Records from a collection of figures
----------------------------------------
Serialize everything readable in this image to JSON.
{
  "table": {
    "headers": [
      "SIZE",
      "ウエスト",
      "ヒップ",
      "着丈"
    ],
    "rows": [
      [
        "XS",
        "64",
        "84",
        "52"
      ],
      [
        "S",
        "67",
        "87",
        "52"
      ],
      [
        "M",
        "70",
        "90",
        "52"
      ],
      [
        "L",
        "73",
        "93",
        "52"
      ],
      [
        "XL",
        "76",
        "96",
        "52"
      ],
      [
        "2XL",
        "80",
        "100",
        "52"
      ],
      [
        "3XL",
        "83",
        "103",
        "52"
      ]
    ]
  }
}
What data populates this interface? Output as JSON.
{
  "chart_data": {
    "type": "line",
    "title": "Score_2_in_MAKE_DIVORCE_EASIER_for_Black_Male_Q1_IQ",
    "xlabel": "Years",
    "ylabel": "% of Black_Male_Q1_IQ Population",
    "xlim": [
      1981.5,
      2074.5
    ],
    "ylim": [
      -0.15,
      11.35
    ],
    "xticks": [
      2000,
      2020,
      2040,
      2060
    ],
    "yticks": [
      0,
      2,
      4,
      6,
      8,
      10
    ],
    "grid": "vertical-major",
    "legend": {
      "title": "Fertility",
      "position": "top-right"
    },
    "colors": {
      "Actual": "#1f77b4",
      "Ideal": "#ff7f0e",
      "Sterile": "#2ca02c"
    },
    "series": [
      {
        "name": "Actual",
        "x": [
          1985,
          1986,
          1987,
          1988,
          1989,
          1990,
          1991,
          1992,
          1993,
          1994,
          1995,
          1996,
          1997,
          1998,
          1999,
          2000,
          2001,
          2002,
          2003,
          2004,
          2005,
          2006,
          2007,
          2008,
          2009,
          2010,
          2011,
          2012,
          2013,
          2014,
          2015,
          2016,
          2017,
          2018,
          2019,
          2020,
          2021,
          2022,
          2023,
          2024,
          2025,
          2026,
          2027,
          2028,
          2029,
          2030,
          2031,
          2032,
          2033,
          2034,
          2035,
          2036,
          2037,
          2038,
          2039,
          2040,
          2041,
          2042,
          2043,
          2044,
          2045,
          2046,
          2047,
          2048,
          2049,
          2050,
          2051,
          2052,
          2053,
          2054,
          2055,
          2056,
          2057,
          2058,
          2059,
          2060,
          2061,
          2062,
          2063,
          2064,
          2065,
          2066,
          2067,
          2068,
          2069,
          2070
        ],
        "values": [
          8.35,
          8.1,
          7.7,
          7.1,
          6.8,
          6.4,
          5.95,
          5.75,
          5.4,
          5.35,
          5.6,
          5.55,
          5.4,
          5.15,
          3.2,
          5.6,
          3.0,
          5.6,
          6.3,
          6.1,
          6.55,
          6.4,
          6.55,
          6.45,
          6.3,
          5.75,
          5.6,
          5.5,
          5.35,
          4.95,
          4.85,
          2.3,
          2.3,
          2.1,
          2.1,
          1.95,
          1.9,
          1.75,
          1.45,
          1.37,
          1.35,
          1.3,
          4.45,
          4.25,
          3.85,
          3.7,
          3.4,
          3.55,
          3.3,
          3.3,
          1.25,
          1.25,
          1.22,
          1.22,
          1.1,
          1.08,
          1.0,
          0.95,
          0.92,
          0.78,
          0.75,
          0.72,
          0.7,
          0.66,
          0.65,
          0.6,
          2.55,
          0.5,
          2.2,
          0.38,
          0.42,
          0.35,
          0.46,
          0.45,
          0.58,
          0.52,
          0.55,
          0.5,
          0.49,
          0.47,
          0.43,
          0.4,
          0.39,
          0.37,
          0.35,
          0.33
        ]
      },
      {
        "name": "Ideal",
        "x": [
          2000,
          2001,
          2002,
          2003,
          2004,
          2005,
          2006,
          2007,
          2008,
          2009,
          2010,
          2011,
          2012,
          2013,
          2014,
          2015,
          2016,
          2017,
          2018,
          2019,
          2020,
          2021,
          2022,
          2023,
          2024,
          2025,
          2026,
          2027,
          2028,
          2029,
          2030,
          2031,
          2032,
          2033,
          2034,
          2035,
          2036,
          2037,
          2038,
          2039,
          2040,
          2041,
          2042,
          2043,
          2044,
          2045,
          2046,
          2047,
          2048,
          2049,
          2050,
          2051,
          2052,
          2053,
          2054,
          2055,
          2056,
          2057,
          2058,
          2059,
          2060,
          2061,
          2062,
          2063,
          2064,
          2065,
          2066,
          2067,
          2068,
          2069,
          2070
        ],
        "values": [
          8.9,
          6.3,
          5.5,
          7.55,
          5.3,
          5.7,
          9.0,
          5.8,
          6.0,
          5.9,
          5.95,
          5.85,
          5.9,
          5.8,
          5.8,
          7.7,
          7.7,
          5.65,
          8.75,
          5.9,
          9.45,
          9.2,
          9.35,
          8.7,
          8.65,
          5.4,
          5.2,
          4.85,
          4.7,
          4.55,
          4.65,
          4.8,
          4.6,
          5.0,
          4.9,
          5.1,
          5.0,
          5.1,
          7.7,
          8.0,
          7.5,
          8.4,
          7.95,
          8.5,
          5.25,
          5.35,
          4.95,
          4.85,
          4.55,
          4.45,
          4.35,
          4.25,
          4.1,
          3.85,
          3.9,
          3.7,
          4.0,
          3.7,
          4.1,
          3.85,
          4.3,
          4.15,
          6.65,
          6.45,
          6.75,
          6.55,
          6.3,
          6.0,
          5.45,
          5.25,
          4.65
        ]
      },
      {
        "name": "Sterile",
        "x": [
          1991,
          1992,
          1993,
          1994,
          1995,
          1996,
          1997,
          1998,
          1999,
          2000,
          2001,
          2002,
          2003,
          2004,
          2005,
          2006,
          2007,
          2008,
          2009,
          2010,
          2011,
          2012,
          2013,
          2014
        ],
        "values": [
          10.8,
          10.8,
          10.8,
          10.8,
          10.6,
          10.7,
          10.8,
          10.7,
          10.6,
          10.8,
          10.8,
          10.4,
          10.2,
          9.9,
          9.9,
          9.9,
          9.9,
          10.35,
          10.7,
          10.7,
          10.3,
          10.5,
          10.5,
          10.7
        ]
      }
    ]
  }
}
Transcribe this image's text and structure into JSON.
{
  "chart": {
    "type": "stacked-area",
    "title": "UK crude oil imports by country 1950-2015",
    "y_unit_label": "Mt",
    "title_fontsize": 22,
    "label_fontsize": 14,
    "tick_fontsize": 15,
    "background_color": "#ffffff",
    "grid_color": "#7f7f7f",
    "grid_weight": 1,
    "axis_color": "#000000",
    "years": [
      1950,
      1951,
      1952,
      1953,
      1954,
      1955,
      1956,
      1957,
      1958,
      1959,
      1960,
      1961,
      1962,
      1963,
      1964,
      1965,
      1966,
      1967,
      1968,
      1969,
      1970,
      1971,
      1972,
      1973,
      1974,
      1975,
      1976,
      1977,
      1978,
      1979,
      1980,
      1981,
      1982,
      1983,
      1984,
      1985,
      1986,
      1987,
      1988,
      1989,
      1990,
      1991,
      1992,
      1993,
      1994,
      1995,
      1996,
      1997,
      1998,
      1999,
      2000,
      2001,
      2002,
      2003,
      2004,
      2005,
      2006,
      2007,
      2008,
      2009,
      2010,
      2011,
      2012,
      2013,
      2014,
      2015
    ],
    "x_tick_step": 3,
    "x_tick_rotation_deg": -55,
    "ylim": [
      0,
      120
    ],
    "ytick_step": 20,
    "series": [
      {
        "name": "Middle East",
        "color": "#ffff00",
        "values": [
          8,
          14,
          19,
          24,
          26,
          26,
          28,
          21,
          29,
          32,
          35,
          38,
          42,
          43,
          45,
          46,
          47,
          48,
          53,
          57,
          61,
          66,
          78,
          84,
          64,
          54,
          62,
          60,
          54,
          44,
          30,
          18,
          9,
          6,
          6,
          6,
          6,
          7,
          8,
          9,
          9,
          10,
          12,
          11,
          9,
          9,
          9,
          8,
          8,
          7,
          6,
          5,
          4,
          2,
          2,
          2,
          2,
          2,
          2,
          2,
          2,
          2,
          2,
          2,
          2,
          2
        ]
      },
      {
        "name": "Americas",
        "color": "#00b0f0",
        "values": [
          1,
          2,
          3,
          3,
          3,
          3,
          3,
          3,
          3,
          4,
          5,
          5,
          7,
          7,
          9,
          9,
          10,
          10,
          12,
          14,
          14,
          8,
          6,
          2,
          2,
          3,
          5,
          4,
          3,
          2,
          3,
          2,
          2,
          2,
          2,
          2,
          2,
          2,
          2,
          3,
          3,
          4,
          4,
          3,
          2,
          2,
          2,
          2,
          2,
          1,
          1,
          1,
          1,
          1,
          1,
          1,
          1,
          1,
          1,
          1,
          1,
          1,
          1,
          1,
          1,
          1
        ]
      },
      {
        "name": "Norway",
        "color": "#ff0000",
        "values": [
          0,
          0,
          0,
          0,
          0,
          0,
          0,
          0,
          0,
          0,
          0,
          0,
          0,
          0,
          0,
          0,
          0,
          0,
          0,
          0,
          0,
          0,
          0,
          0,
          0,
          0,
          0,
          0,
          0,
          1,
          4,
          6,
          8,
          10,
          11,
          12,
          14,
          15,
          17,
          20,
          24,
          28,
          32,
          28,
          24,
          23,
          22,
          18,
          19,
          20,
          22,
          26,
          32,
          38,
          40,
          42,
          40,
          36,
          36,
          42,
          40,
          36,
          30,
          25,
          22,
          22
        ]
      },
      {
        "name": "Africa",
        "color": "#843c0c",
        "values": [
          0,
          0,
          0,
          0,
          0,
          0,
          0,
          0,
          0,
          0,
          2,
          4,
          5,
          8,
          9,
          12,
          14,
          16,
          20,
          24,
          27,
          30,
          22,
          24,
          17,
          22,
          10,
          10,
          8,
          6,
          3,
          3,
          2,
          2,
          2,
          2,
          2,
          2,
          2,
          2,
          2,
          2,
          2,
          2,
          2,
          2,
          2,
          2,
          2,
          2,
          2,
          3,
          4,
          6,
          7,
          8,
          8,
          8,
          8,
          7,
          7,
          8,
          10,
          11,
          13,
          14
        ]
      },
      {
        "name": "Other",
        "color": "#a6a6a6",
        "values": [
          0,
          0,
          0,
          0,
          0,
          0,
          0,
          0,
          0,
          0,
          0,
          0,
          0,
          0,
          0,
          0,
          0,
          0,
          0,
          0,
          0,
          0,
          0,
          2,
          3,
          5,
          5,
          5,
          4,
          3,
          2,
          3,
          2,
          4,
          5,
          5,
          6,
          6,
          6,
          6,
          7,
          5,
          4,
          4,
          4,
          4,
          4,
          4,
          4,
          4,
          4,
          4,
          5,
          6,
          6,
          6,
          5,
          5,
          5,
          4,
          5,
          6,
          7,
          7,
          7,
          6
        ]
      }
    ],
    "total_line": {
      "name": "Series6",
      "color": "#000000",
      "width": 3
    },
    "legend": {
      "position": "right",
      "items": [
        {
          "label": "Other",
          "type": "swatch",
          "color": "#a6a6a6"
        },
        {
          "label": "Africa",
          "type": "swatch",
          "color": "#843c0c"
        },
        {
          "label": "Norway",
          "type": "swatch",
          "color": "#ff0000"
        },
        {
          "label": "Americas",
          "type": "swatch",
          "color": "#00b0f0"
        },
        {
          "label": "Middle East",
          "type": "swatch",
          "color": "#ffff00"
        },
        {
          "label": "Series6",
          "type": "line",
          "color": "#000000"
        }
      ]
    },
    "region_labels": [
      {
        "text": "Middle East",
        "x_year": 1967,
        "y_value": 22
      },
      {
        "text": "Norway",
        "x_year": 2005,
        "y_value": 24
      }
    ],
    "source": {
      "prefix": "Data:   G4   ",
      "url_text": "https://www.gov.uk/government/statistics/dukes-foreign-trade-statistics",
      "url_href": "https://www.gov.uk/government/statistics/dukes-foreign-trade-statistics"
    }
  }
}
----------------------------------------
Task to complete
Extract each line from the listing that holds the word "image".

Solution
Serialize everything readable in this image to JSON.
Transcribe this image's text and structure into JSON.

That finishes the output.